▸ WRITTEN INSTRUCTION
Copy every line with the string "oficial" in it.

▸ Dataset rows
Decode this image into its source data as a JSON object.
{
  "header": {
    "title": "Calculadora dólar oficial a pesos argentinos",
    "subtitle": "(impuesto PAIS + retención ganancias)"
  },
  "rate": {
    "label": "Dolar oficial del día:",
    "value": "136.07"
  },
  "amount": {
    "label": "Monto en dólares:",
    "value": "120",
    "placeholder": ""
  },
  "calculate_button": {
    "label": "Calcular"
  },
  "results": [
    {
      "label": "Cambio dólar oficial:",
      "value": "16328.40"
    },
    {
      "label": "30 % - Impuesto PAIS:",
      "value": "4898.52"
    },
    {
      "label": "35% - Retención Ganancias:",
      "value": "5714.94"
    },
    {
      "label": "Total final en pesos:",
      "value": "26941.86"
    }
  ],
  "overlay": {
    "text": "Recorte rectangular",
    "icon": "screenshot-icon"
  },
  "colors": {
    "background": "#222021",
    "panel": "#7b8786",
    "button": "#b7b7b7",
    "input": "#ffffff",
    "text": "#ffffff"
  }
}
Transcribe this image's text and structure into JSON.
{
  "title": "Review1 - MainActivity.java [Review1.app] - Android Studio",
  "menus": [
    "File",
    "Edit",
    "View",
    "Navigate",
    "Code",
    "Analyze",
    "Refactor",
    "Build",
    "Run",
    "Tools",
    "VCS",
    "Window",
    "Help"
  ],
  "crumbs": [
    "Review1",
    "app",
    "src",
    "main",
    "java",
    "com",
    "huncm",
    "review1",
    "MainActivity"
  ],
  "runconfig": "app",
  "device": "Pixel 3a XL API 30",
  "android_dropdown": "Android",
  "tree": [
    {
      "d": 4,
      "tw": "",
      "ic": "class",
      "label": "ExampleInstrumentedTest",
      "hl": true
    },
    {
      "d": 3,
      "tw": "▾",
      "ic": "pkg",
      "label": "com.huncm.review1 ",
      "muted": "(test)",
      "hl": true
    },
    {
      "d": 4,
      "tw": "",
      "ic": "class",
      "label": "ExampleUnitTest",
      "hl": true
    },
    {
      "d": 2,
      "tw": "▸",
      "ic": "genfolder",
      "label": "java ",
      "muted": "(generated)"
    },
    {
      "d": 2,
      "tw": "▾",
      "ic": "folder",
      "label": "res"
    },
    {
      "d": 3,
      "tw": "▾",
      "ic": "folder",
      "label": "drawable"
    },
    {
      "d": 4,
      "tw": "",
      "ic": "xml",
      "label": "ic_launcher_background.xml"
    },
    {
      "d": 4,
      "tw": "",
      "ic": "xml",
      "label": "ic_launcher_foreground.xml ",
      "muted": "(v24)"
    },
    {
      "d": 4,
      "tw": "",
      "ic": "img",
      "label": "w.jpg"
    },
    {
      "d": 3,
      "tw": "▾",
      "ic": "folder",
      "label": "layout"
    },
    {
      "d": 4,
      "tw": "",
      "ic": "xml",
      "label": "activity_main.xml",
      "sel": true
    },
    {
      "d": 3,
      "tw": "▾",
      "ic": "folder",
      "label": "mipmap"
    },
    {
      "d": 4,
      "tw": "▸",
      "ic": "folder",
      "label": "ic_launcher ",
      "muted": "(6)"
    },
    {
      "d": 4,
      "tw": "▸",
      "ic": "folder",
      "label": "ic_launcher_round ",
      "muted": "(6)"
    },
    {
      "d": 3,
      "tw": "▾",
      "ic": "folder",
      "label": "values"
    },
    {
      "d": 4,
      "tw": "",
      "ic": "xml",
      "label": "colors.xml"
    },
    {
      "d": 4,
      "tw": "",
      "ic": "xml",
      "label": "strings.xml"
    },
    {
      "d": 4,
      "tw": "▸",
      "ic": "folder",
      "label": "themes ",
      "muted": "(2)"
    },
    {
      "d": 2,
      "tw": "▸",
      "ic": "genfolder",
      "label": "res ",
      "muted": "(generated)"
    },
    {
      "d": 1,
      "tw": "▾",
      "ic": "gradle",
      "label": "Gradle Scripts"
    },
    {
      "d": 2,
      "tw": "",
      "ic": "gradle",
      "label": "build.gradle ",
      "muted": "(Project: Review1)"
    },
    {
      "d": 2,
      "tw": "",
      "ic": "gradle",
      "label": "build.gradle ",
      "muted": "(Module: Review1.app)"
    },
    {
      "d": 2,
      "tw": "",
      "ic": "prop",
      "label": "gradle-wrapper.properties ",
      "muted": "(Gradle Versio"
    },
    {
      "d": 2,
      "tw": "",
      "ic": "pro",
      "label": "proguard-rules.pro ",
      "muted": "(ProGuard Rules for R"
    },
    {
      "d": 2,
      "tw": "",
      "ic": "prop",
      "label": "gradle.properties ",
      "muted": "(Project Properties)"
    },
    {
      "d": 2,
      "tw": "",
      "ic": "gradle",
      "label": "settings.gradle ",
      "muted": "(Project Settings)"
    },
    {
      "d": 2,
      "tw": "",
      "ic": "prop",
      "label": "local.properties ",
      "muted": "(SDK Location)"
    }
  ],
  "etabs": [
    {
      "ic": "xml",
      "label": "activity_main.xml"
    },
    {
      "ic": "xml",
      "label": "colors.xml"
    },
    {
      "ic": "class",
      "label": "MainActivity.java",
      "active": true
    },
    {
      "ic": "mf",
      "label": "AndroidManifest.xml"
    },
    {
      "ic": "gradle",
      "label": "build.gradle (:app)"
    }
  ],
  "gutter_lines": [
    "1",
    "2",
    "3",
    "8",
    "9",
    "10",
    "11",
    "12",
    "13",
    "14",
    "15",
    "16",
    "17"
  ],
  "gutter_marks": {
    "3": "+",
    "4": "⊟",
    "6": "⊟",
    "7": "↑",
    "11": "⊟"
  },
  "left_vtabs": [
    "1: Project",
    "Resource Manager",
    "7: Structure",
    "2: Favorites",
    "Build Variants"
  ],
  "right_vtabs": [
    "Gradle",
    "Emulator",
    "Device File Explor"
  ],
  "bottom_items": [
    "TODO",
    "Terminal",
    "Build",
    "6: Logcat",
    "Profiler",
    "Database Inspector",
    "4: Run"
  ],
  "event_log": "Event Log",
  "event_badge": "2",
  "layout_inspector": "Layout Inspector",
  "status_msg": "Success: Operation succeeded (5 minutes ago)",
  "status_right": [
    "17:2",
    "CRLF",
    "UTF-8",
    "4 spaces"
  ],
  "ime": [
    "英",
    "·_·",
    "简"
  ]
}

▸ EXPECTED ANSWER
    "title": "Calculadora dólar oficial a pesos argentinos",
    "label": "Dolar oficial del día:",
      "label": "Cambio dólar oficial:",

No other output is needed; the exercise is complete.